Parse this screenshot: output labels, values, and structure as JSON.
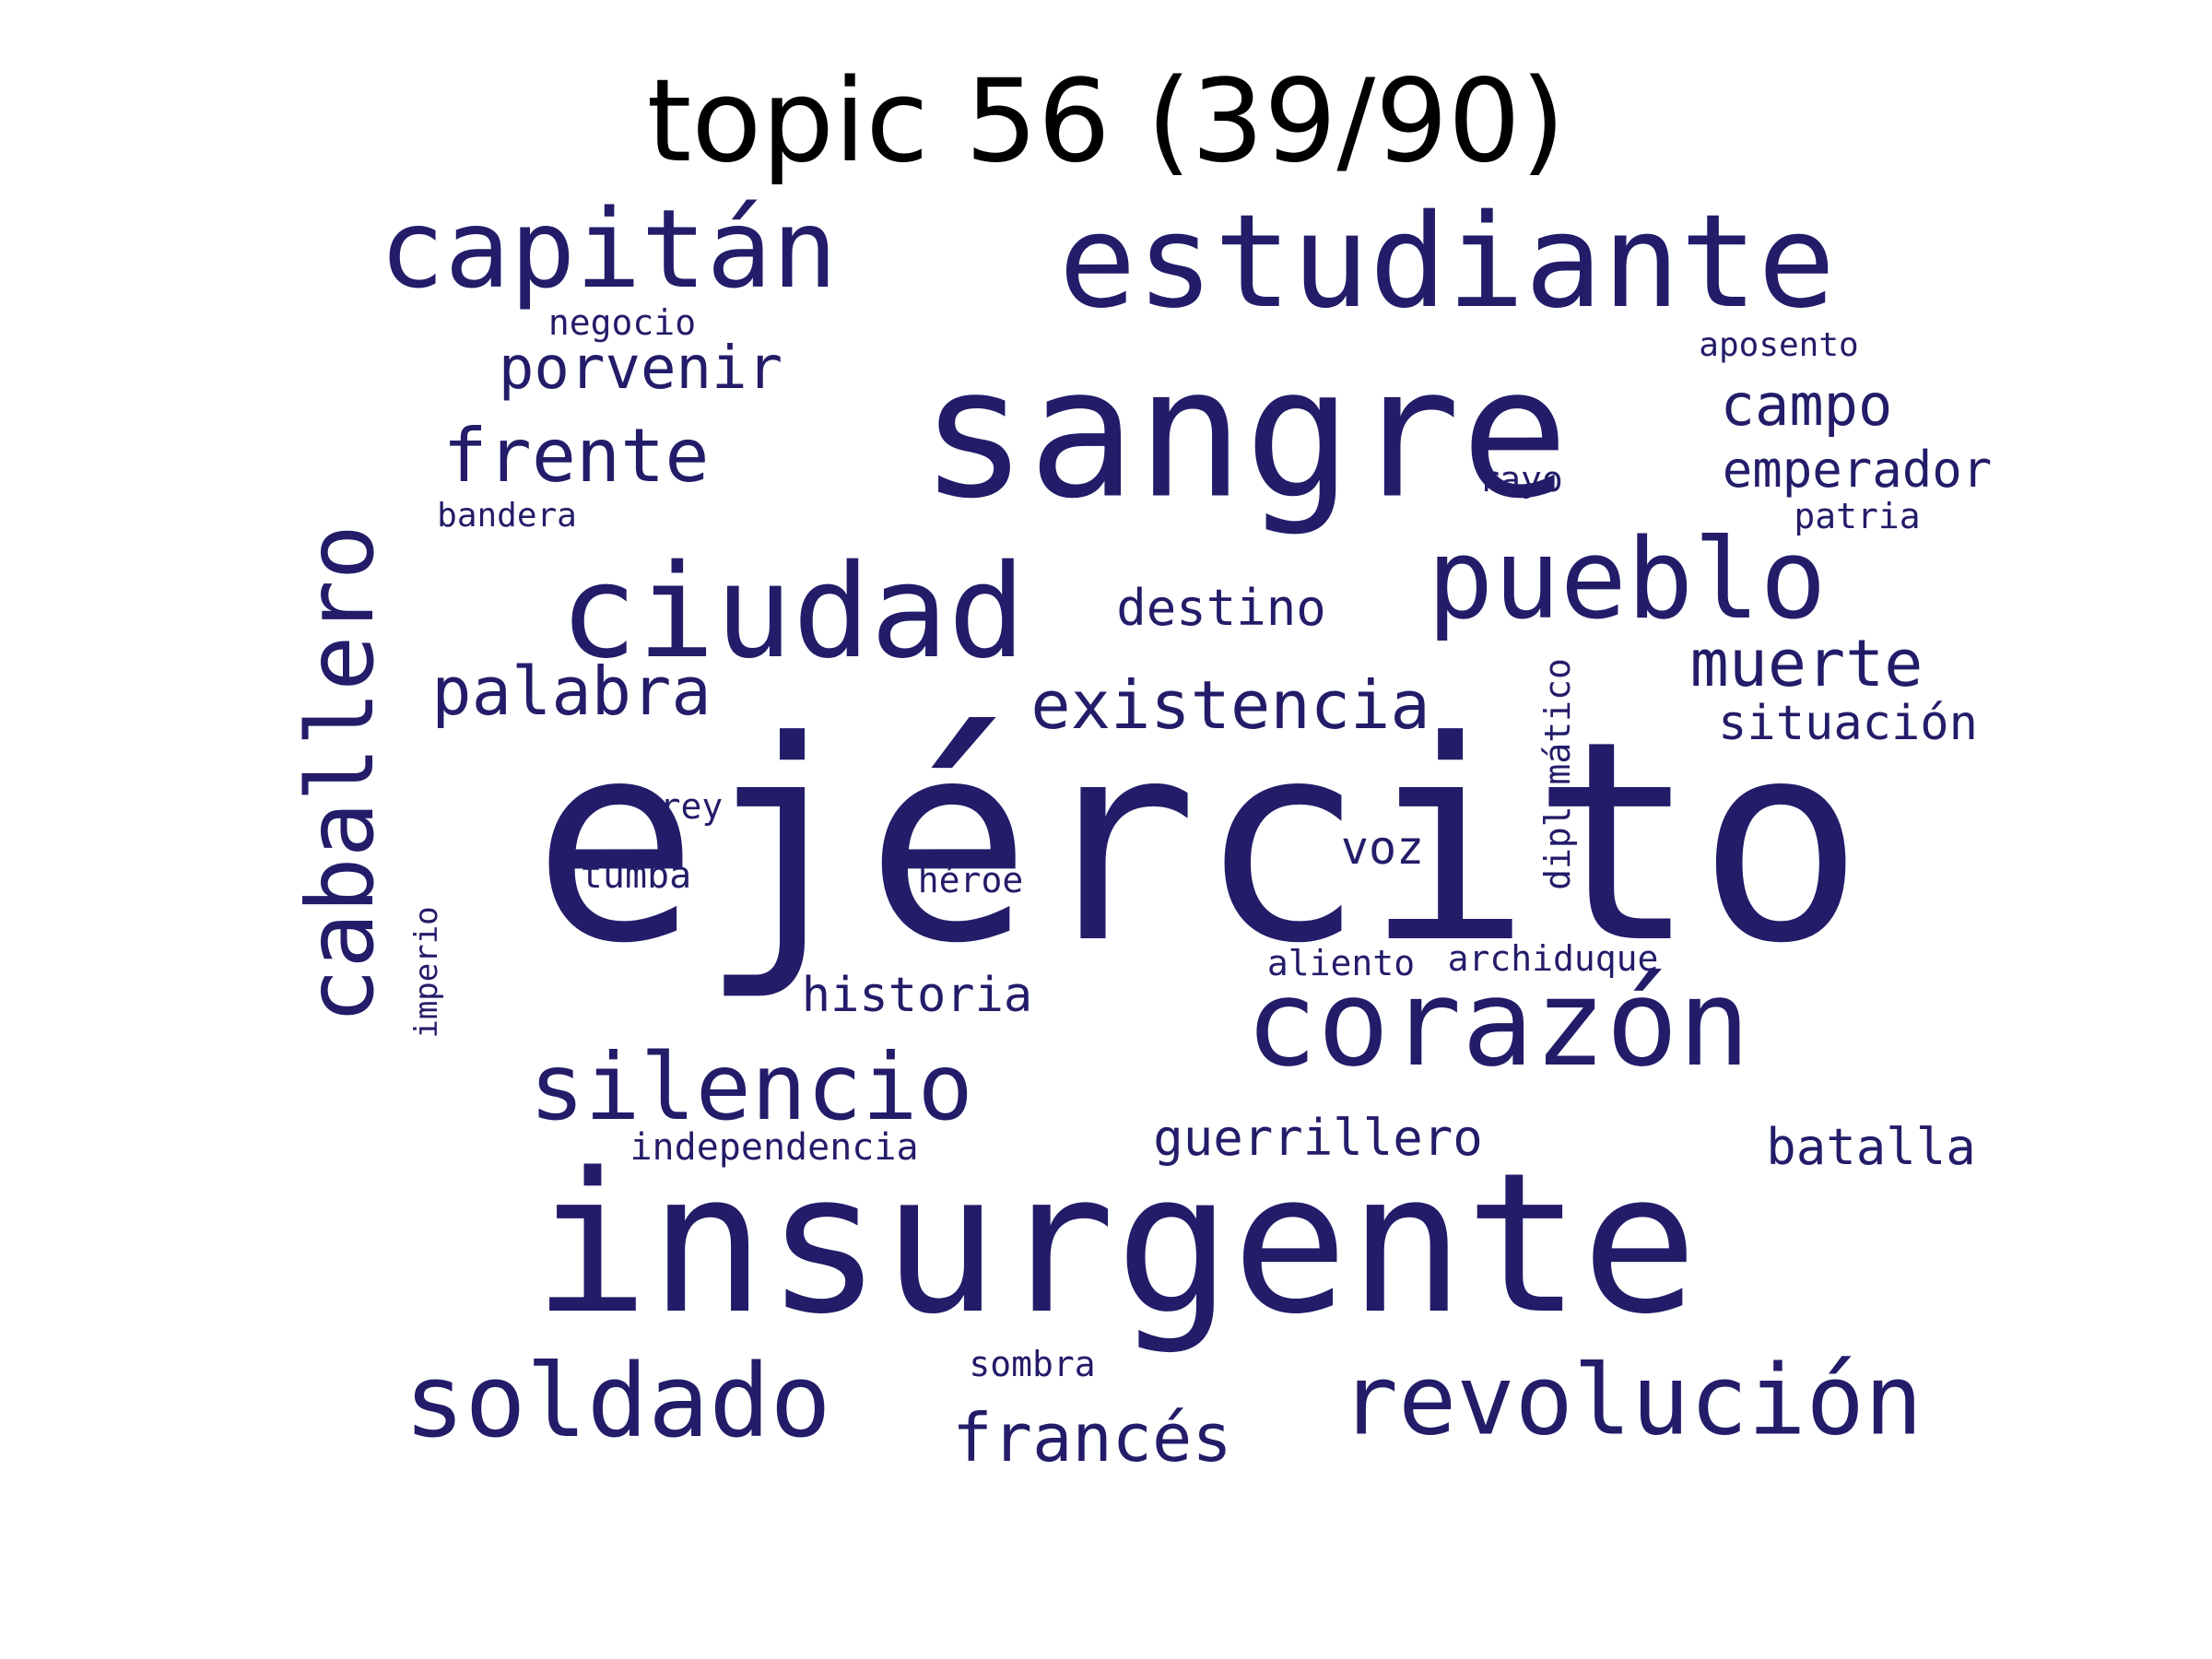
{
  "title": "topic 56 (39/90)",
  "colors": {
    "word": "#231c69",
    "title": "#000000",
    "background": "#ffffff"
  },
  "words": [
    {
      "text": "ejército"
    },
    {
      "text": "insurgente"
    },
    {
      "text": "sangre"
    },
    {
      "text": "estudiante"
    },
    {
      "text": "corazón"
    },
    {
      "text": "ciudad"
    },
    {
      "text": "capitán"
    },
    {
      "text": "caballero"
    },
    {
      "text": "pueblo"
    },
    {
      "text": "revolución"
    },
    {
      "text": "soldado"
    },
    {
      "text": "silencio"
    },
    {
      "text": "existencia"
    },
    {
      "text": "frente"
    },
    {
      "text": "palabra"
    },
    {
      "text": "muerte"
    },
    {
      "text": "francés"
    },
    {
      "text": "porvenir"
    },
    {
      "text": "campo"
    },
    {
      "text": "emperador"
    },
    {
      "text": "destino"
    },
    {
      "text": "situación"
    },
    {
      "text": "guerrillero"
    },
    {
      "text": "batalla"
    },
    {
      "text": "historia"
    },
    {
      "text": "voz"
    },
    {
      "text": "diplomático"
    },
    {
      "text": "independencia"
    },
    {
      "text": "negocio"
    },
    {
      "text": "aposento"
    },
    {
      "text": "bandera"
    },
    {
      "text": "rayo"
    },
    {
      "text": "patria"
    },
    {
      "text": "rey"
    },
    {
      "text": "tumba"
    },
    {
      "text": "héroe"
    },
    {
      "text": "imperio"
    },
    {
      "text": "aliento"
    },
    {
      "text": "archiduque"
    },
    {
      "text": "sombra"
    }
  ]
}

|---|

Return every line of the records exactly as given, pictures excluded.

### OUTPUT
Parse this screenshot: output labels, values, and structure as JSON.
{
  "title": "topic 56 (39/90)",
  "colors": {
    "word": "#231c69",
    "title": "#000000",
    "background": "#ffffff"
  },
  "words": [
    {
      "text": "ejército"
    },
    {
      "text": "insurgente"
    },
    {
      "text": "sangre"
    },
    {
      "text": "estudiante"
    },
    {
      "text": "corazón"
    },
    {
      "text": "ciudad"
    },
    {
      "text": "capitán"
    },
    {
      "text": "caballero"
    },
    {
      "text": "pueblo"
    },
    {
      "text": "revolución"
    },
    {
      "text": "soldado"
    },
    {
      "text": "silencio"
    },
    {
      "text": "existencia"
    },
    {
      "text": "frente"
    },
    {
      "text": "palabra"
    },
    {
      "text": "muerte"
    },
    {
      "text": "francés"
    },
    {
      "text": "porvenir"
    },
    {
      "text": "campo"
    },
    {
      "text": "emperador"
    },
    {
      "text": "destino"
    },
    {
      "text": "situación"
    },
    {
      "text": "guerrillero"
    },
    {
      "text": "batalla"
    },
    {
      "text": "historia"
    },
    {
      "text": "voz"
    },
    {
      "text": "diplomático"
    },
    {
      "text": "independencia"
    },
    {
      "text": "negocio"
    },
    {
      "text": "aposento"
    },
    {
      "text": "bandera"
    },
    {
      "text": "rayo"
    },
    {
      "text": "patria"
    },
    {
      "text": "rey"
    },
    {
      "text": "tumba"
    },
    {
      "text": "héroe"
    },
    {
      "text": "imperio"
    },
    {
      "text": "aliento"
    },
    {
      "text": "archiduque"
    },
    {
      "text": "sombra"
    }
  ]
}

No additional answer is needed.